Entries with figure data
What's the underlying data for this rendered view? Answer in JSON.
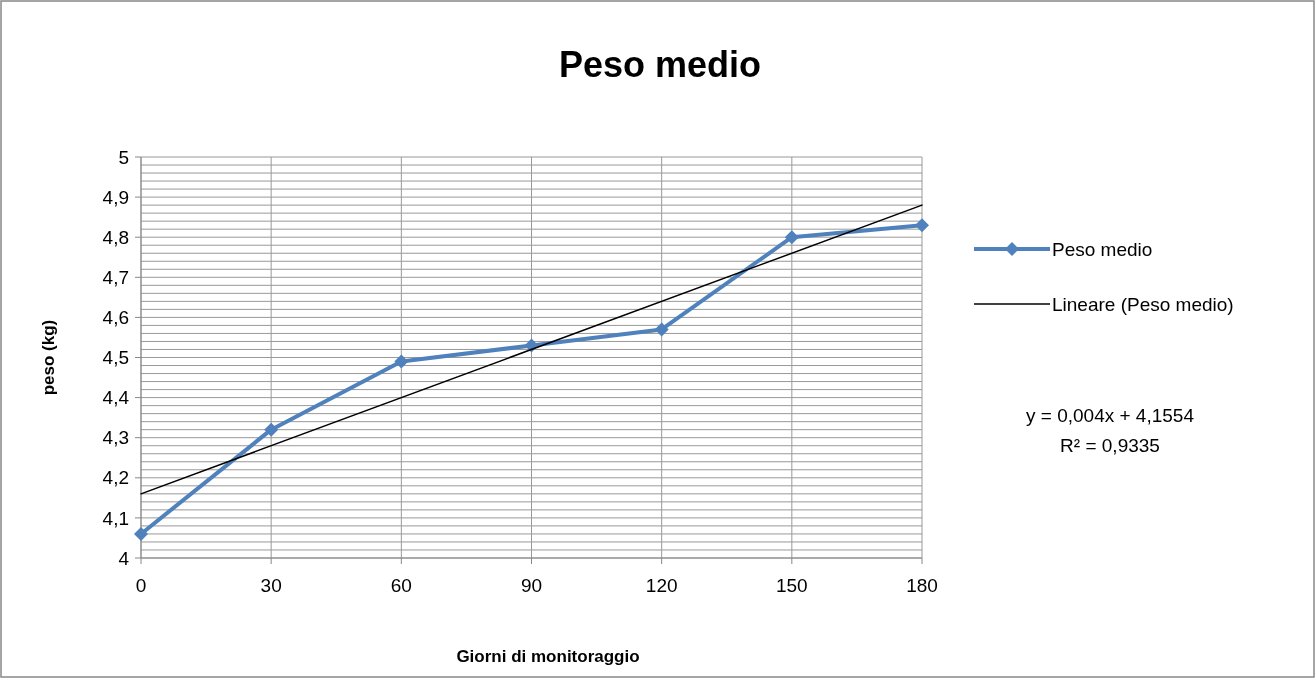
{
  "chart_data": {
    "type": "line",
    "title": "Peso medio",
    "xlabel": "Giorni di monitoraggio",
    "ylabel": "peso (kg)",
    "x": [
      0,
      30,
      60,
      90,
      120,
      150,
      180
    ],
    "series": [
      {
        "name": "Peso medio",
        "color": "#4f81bd",
        "values": [
          4.06,
          4.32,
          4.49,
          4.53,
          4.57,
          4.8,
          4.83
        ],
        "marker": "diamond"
      },
      {
        "name": "Lineare (Peso medio)",
        "color": "#000000",
        "type": "line",
        "x": [
          0,
          180
        ],
        "values": [
          4.16,
          4.88
        ],
        "marker": "none"
      }
    ],
    "xlim": [
      0,
      180
    ],
    "xticks": [
      0,
      30,
      60,
      90,
      120,
      150,
      180
    ],
    "ylim": [
      4,
      5
    ],
    "yticks": [
      4,
      {
        "value": 4.02,
        "label": null
      },
      {
        "value": 4.04,
        "label": null
      },
      {
        "value": 4.06,
        "label": null
      },
      {
        "value": 4.08,
        "label": null
      },
      {
        "value": 4.1,
        "label": "4,1"
      },
      {
        "value": 4.12,
        "label": null
      },
      {
        "value": 4.14,
        "label": null
      },
      {
        "value": 4.16,
        "label": null
      },
      {
        "value": 4.18,
        "label": null
      },
      {
        "value": 4.2,
        "label": "4,2"
      },
      {
        "value": 4.22,
        "label": null
      },
      {
        "value": 4.24,
        "label": null
      },
      {
        "value": 4.26,
        "label": null
      },
      {
        "value": 4.28,
        "label": null
      },
      {
        "value": 4.3,
        "label": "4,3"
      },
      {
        "value": 4.32,
        "label": null
      },
      {
        "value": 4.34,
        "label": null
      },
      {
        "value": 4.36,
        "label": null
      },
      {
        "value": 4.38,
        "label": null
      },
      {
        "value": 4.4,
        "label": "4,4"
      },
      {
        "value": 4.42,
        "label": null
      },
      {
        "value": 4.44,
        "label": null
      },
      {
        "value": 4.46,
        "label": null
      },
      {
        "value": 4.48,
        "label": null
      },
      {
        "value": 4.5,
        "label": "4,5"
      },
      {
        "value": 4.52,
        "label": null
      },
      {
        "value": 4.54,
        "label": null
      },
      {
        "value": 4.56,
        "label": null
      },
      {
        "value": 4.58,
        "label": null
      },
      {
        "value": 4.6,
        "label": "4,6"
      },
      {
        "value": 4.62,
        "label": null
      },
      {
        "value": 4.64,
        "label": null
      },
      {
        "value": 4.66,
        "label": null
      },
      {
        "value": 4.68,
        "label": null
      },
      {
        "value": 4.7,
        "label": "4,7"
      },
      {
        "value": 4.72,
        "label": null
      },
      {
        "value": 4.74,
        "label": null
      },
      {
        "value": 4.76,
        "label": null
      },
      {
        "value": 4.78,
        "label": null
      },
      {
        "value": 4.8,
        "label": "4,8"
      },
      {
        "value": 4.82,
        "label": null
      },
      {
        "value": 4.84,
        "label": null
      },
      {
        "value": 4.86,
        "label": null
      },
      {
        "value": 4.88,
        "label": null
      },
      {
        "value": 4.9,
        "label": "4,9"
      },
      {
        "value": 4.92,
        "label": null
      },
      {
        "value": 4.94,
        "label": null
      },
      {
        "value": 4.96,
        "label": null
      },
      {
        "value": 4.98,
        "label": null
      },
      5
    ],
    "grid": true,
    "legend": "right",
    "line_style": "solid",
    "annotations": [
      "y = 0,004x + 4,1554",
      "R² = 0,9335"
    ]
  }
}
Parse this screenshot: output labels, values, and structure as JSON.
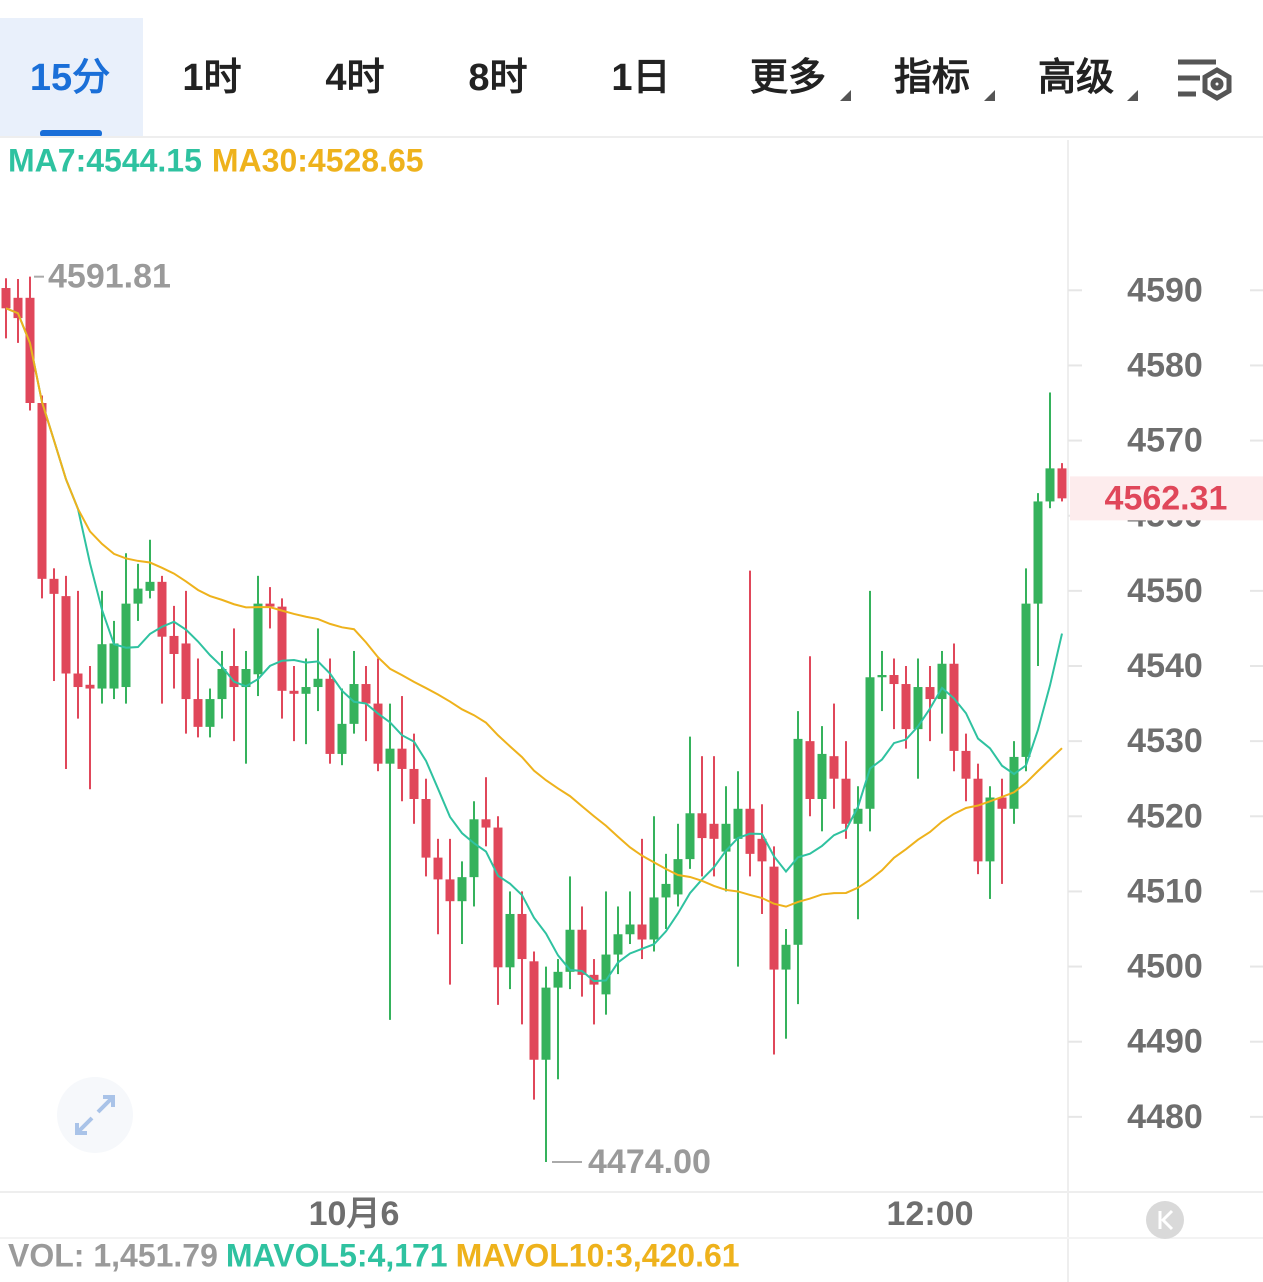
{
  "tabs": [
    "15分",
    "1时",
    "4时",
    "8时",
    "1日",
    "更多",
    "指标",
    "高级"
  ],
  "chart_data": {
    "type": "candlestick",
    "ma_labels": [
      {
        "text": "MA7:4544.15",
        "color": "#2fc2a0"
      },
      {
        "text": "MA30:4528.65",
        "color": "#eeb21c"
      }
    ],
    "open": [
      4590.3,
      4589,
      4589,
      4575,
      4551.6,
      4549.3,
      4539,
      4537.5,
      4537,
      4537,
      4537.2,
      4548.3,
      4550,
      4551.2,
      4544,
      4543,
      4535.6,
      4531.9,
      4535.6,
      4540,
      4537.2,
      4538.9,
      4548.3,
      4547.9,
      4536.7,
      4536.3,
      4537.2,
      4538.3,
      4528.3,
      4532.3,
      4537.6,
      4535,
      4527,
      4529,
      4526.3,
      4522.3,
      4514.5,
      4511.6,
      4508.7,
      4511.9,
      4519.6,
      4518.5,
      4499.9,
      4507,
      4500.7,
      4487.6,
      4497.2,
      4499.3,
      4504.9,
      4498.9,
      4496.3,
      4501.6,
      4504.3,
      4505.6,
      4503.6,
      4509.2,
      4509.6,
      4514.3,
      4520.4,
      4519,
      4515.3,
      4517,
      4521,
      4517,
      4513.3,
      4499.6,
      4502.9,
      4530,
      4522.3,
      4528,
      4525,
      4519,
      4521,
      4538.5,
      4538.8,
      4537.6,
      4531.6,
      4537.2,
      4535.6,
      4540.3,
      4528.7,
      4525,
      4514,
      4522.5,
      4521,
      4527.9,
      4548.3,
      4561.9,
      4566.3
    ],
    "high": [
      4591.6,
      4591.5,
      4591.81,
      4576,
      4553,
      4552,
      4550,
      4540,
      4550,
      4546,
      4555,
      4553.6,
      4556.8,
      4552,
      4548,
      4550,
      4541,
      4537,
      4542,
      4545,
      4542,
      4552,
      4550.5,
      4549,
      4540,
      4541,
      4545,
      4541,
      4537,
      4542,
      4540,
      4541,
      4535,
      4536,
      4531,
      4525,
      4517,
      4517,
      4514,
      4522,
      4525.2,
      4520,
      4510,
      4510,
      4502,
      4500,
      4501,
      4512,
      4508,
      4501,
      4510,
      4508,
      4510,
      4517,
      4520,
      4515,
      4519,
      4530.6,
      4528,
      4528,
      4524,
      4526,
      4552.7,
      4521.6,
      4516,
      4505,
      4534,
      4541.3,
      4532,
      4535,
      4530,
      4524,
      4550,
      4542,
      4541,
      4540,
      4541,
      4540,
      4542,
      4543,
      4531,
      4527,
      4524,
      4525,
      4530,
      4553,
      4563,
      4576.4,
      4567
    ],
    "low": [
      4583.6,
      4583,
      4574,
      4549,
      4538,
      4526.3,
      4533,
      4523.6,
      4535,
      4535.6,
      4535,
      4546,
      4549,
      4535,
      4537,
      4531,
      4530.5,
      4530.5,
      4533,
      4530,
      4527,
      4536,
      4545,
      4533,
      4530,
      4529.6,
      4534,
      4527,
      4526.8,
      4531,
      4530,
      4526,
      4492.9,
      4522,
      4519,
      4512,
      4504.3,
      4497.6,
      4503,
      4508,
      4516,
      4494.9,
      4497,
      4492.3,
      4482.3,
      4474,
      4485,
      4497,
      4496,
      4492.3,
      4493.6,
      4499,
      4503,
      4501,
      4502,
      4505,
      4508,
      4513,
      4512,
      4512,
      4510,
      4500,
      4512,
      4507,
      4488.3,
      4490.4,
      4495,
      4520,
      4518,
      4521,
      4517,
      4506.3,
      4518,
      4534,
      4531.6,
      4529,
      4525,
      4530,
      4531,
      4526,
      4522,
      4512.3,
      4509,
      4511,
      4519,
      4526,
      4540,
      4561,
      4561.9
    ],
    "close": [
      4587.6,
      4586.3,
      4575,
      4551.6,
      4549.6,
      4539,
      4537.2,
      4537,
      4542.9,
      4543,
      4548.3,
      4550.3,
      4551.2,
      4543.9,
      4541.6,
      4535.6,
      4531.9,
      4535.6,
      4539.6,
      4537.2,
      4539.6,
      4548.3,
      4547.9,
      4536.7,
      4536.3,
      4537.2,
      4538.3,
      4528.3,
      4532.3,
      4537.6,
      4535,
      4527,
      4529,
      4526.3,
      4522.3,
      4514.5,
      4511.6,
      4508.7,
      4511.9,
      4519.6,
      4518.5,
      4499.9,
      4507,
      4501,
      4487.6,
      4497.2,
      4499.3,
      4504.9,
      4498.9,
      4497.6,
      4501.6,
      4504.3,
      4505.6,
      4503.6,
      4509.2,
      4511,
      4514.3,
      4520.4,
      4517.1,
      4517,
      4519,
      4521,
      4515,
      4514,
      4499.6,
      4502.9,
      4530.3,
      4522.3,
      4528.3,
      4525,
      4519,
      4521,
      4538.5,
      4538.8,
      4537.6,
      4531.6,
      4537.2,
      4535.6,
      4540.3,
      4528.7,
      4525,
      4514,
      4522.5,
      4521,
      4527.9,
      4548.3,
      4561.9,
      4566.3,
      4562.31
    ],
    "up_color": "#35b25c",
    "down_color": "#e0475a",
    "ma_periods": [
      7,
      30
    ],
    "max_label": {
      "index": 2,
      "label": "4591.81"
    },
    "min_label": {
      "index": 45,
      "label": "4474.00"
    },
    "x_labels": [
      {
        "index": 29,
        "label": "10月6"
      },
      {
        "index": 77,
        "label": "12:00"
      }
    ],
    "ylim": [
      4470,
      4610
    ],
    "yticks": [
      4480,
      4490,
      4500,
      4510,
      4520,
      4530,
      4540,
      4550,
      4560,
      4570,
      4580,
      4590
    ],
    "volume_labels": [
      {
        "text": "VOL: 1,451.79",
        "color": "#9a9a9a"
      },
      {
        "text": "MAVOL5:4,171",
        "color": "#2fc2a0"
      },
      {
        "text": "MAVOL10:3,420.61",
        "color": "#eeb21c"
      }
    ]
  }
}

### What you have to do
Report the number of lines in the listing where the string "text" appears, and nothing besides.

### Expected answer
5